_Short exercise_
In the data below, find every line with the string "przycisk" and pull it out.

--- begin ---

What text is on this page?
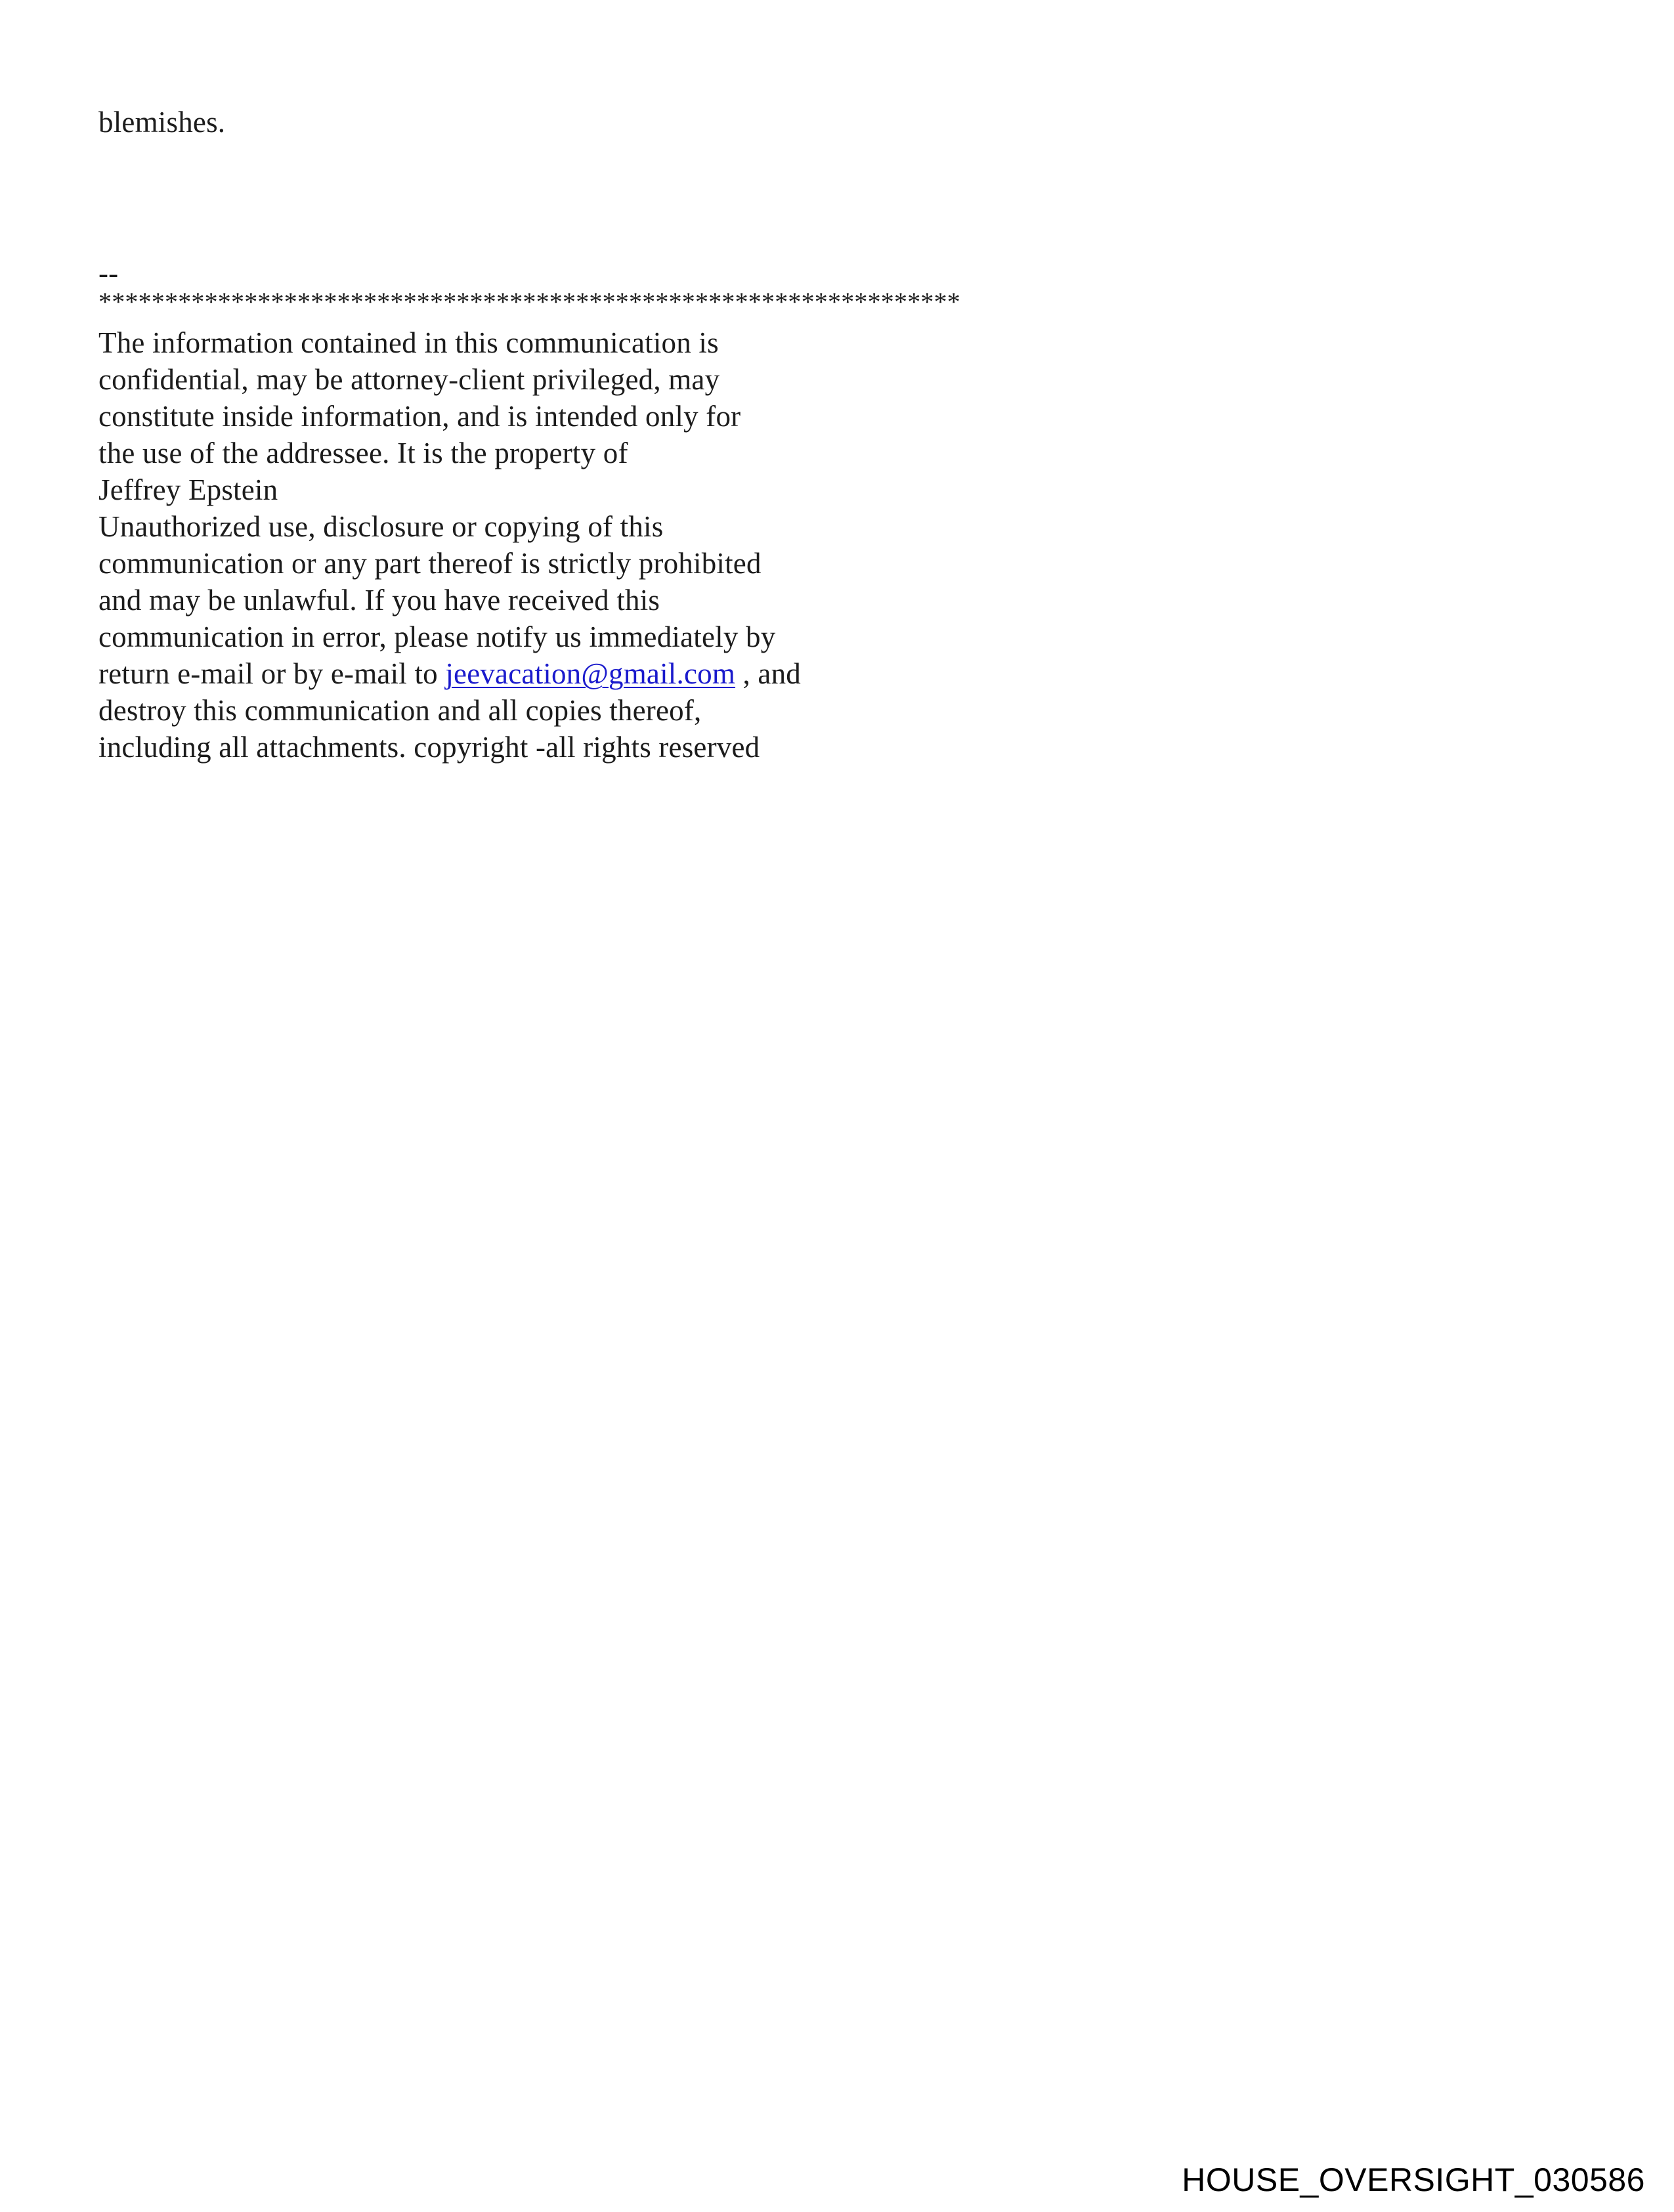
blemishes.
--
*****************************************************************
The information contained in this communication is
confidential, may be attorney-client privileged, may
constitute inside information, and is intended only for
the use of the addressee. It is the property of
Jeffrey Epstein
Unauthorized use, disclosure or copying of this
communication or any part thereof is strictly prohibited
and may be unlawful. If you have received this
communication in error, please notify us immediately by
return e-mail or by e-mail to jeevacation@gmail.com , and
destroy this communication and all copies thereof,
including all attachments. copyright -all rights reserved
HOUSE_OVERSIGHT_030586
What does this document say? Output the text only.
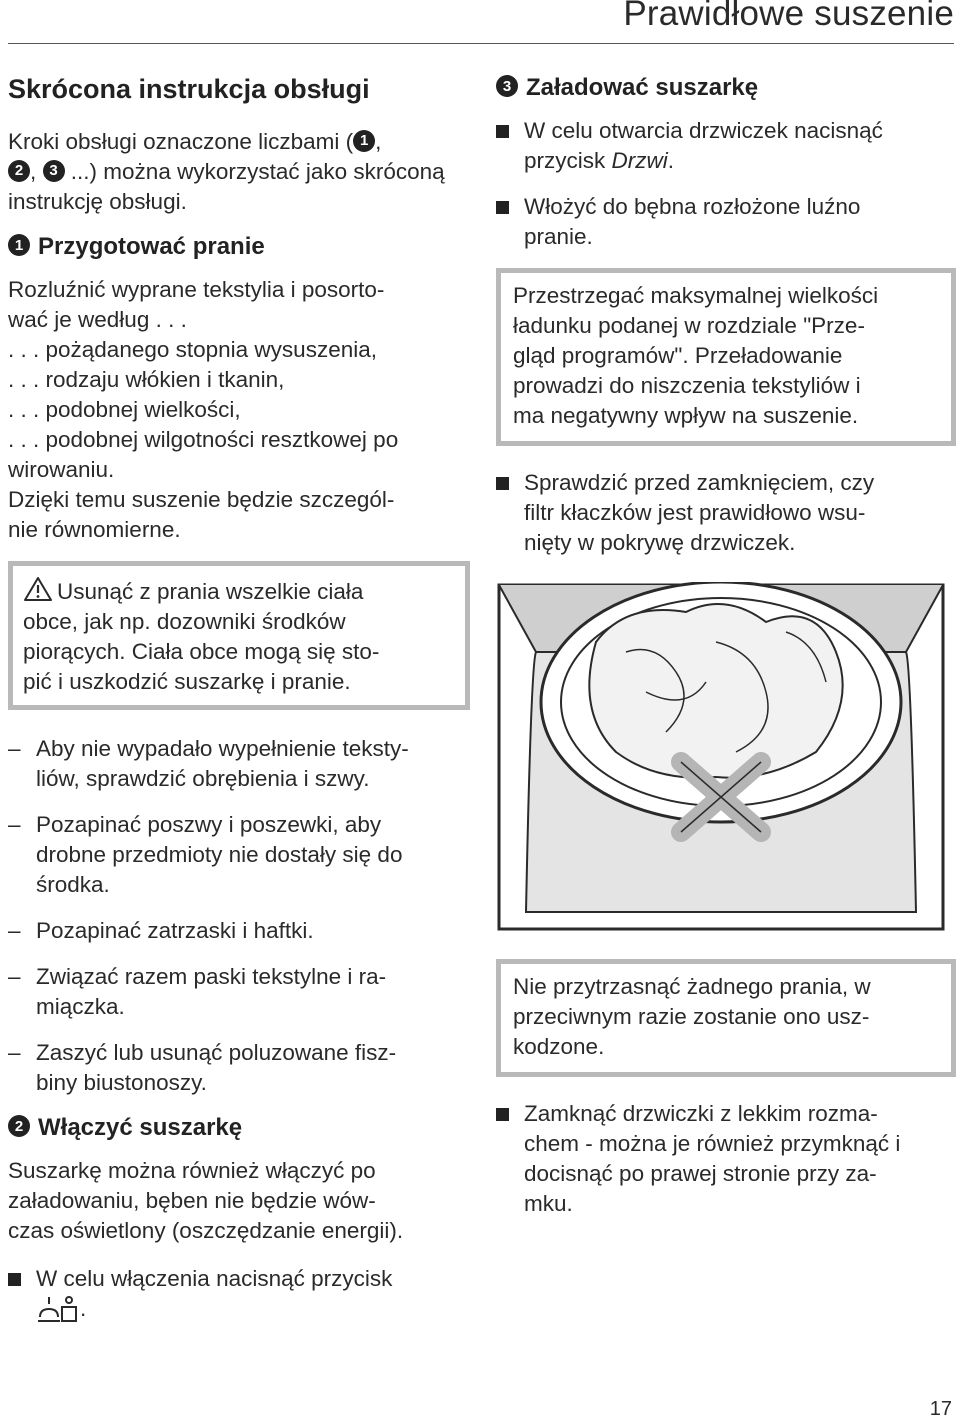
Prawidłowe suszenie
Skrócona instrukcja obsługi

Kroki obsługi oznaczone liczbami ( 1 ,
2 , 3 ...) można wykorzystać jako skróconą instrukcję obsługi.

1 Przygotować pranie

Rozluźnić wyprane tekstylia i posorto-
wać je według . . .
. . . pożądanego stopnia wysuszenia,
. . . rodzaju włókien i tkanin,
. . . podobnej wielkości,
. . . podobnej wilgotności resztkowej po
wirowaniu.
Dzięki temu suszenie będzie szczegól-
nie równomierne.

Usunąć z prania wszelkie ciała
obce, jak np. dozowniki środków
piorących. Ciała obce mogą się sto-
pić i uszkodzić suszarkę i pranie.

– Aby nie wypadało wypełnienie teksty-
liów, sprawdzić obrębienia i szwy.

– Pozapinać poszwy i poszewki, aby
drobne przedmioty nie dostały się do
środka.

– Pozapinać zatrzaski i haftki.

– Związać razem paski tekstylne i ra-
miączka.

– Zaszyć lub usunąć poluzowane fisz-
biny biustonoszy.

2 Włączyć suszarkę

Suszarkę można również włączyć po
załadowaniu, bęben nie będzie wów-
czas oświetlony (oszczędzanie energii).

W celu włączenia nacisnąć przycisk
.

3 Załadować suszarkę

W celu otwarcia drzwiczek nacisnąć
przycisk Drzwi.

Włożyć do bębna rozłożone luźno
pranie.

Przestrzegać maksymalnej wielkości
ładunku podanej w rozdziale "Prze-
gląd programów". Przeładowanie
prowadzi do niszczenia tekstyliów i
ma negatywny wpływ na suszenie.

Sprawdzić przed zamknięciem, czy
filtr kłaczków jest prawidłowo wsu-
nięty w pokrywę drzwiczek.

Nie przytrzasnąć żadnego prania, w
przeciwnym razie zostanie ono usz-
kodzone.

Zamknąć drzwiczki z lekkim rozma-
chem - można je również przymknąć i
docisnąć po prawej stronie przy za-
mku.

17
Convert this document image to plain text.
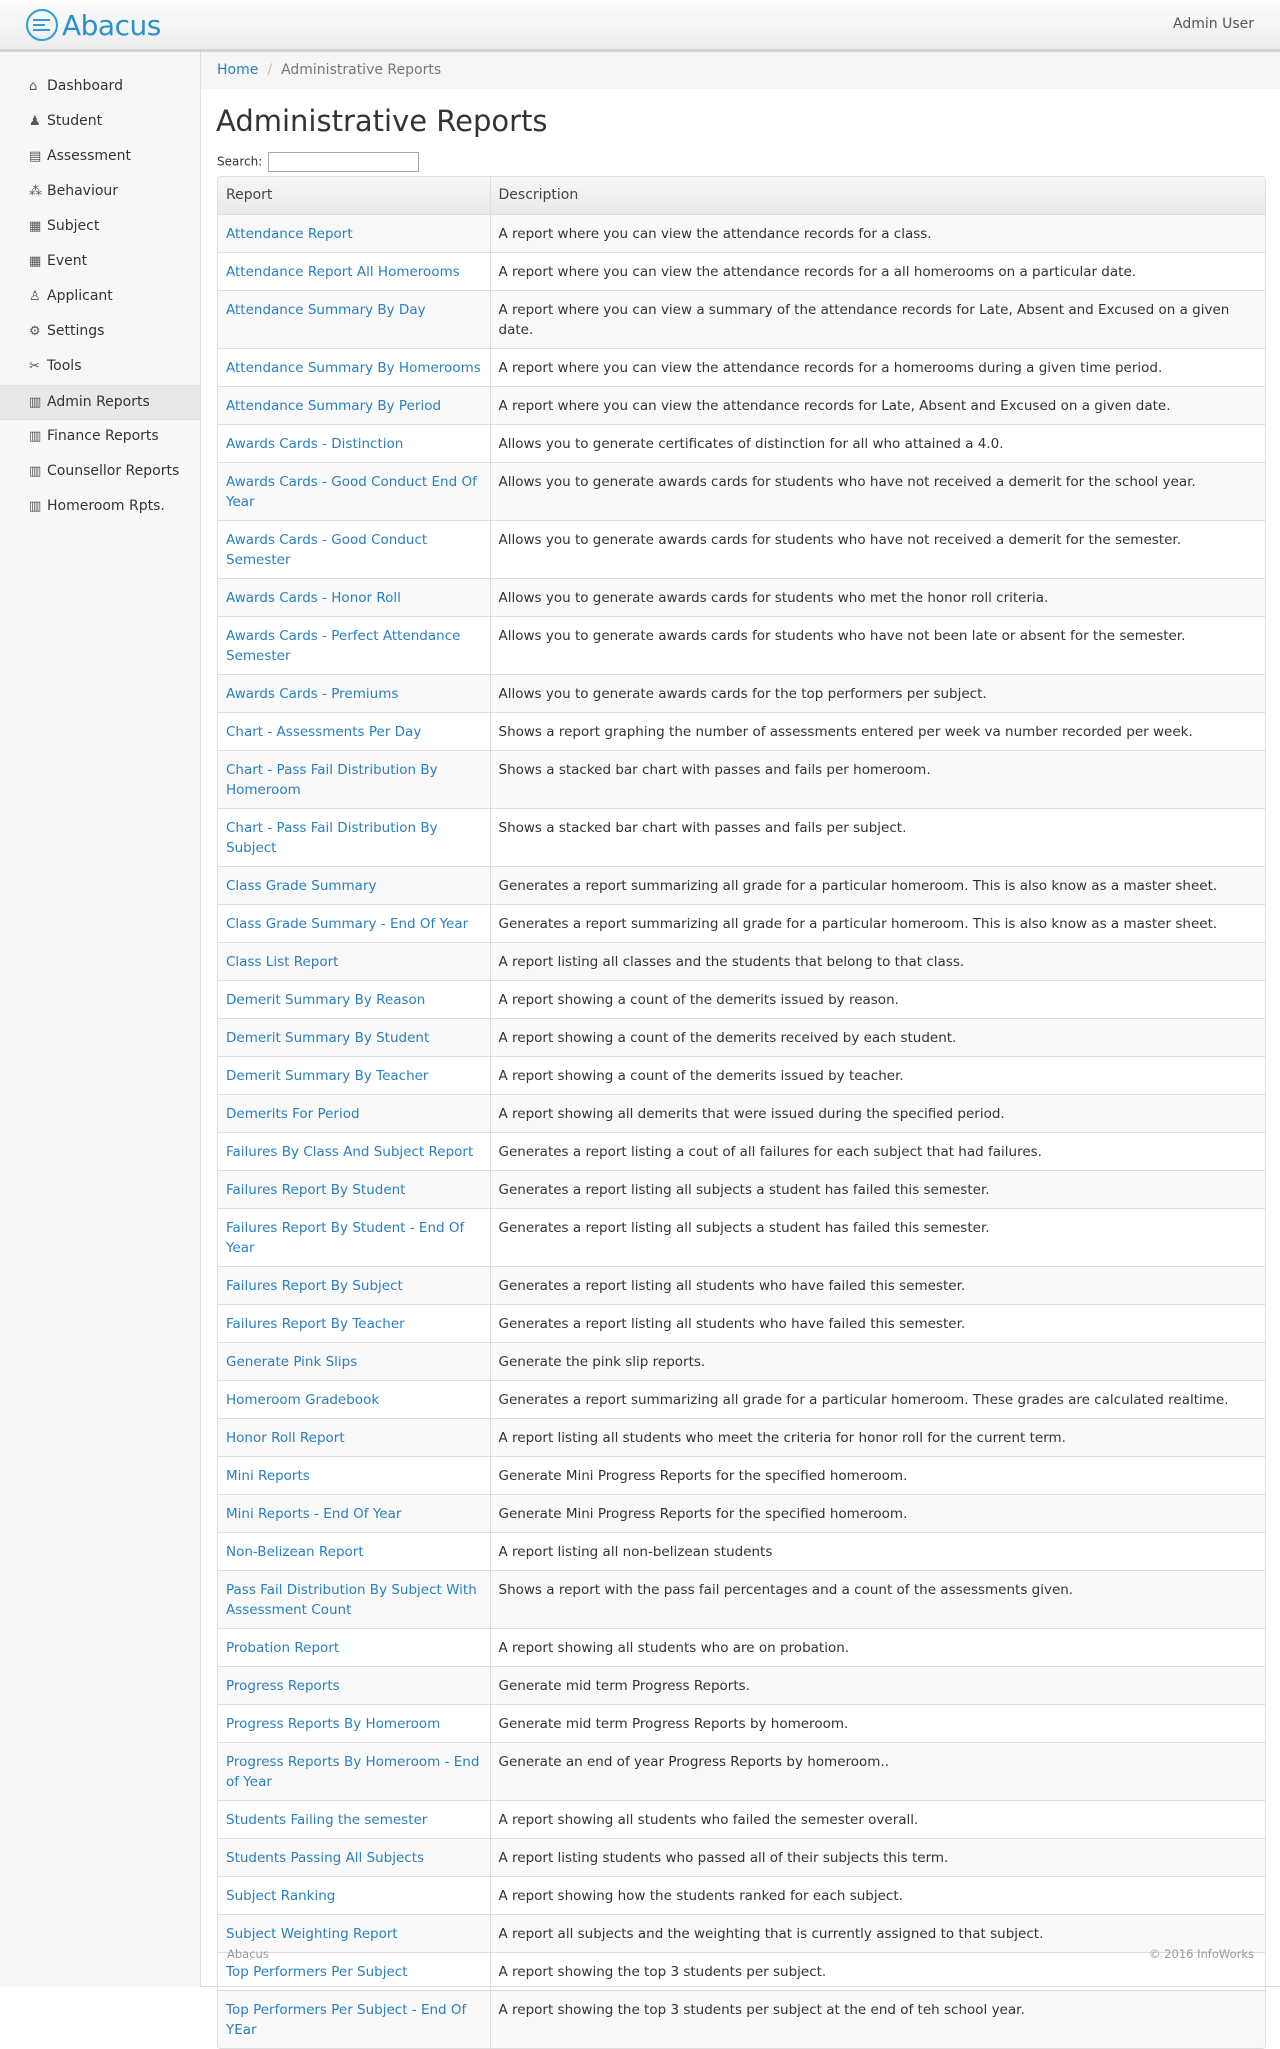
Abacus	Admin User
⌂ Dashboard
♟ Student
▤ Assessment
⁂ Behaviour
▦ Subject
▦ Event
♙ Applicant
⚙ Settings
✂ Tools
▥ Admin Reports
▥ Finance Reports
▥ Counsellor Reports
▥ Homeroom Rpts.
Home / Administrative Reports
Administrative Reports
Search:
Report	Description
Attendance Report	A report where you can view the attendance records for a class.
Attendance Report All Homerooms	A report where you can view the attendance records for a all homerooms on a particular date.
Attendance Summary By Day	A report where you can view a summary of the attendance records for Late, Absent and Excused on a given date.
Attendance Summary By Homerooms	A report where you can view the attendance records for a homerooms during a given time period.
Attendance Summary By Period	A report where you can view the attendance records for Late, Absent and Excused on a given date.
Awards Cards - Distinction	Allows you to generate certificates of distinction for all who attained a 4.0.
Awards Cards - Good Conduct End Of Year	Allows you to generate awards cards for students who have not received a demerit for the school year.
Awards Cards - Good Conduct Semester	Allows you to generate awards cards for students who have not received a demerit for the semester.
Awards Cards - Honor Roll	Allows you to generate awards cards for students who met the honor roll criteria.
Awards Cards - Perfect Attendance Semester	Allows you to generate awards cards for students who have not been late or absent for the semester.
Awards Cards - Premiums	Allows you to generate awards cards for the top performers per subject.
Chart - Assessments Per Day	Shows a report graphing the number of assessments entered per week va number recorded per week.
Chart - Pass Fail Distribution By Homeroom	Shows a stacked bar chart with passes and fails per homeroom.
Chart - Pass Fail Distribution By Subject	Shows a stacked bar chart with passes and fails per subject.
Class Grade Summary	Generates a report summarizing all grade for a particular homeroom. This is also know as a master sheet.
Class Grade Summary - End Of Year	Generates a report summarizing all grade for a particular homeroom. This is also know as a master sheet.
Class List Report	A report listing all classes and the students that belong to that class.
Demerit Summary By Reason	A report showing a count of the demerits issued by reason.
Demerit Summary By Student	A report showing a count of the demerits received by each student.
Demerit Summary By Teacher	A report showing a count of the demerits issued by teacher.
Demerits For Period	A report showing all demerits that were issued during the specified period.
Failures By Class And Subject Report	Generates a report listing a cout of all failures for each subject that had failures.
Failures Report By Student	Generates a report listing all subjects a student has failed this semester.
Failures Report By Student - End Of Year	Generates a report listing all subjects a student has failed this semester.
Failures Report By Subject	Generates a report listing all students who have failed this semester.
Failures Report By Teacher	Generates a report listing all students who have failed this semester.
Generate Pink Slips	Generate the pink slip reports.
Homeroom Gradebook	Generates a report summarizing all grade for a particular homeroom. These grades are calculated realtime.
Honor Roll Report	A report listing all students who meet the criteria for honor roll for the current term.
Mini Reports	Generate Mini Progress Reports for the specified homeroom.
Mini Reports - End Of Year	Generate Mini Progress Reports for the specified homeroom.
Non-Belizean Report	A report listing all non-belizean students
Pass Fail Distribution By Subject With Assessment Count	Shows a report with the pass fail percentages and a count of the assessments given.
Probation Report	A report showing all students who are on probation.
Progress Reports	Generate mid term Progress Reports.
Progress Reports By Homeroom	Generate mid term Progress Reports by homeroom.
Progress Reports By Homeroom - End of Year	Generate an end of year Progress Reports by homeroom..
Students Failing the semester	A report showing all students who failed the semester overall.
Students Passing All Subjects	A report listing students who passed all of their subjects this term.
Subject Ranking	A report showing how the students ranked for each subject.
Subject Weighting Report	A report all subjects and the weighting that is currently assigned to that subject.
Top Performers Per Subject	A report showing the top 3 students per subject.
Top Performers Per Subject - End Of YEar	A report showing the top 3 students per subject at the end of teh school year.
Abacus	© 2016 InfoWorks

--- end ---

_Solution for this problem_
W celu włączenia nacisnąć przycisk
przycisk Drzwi.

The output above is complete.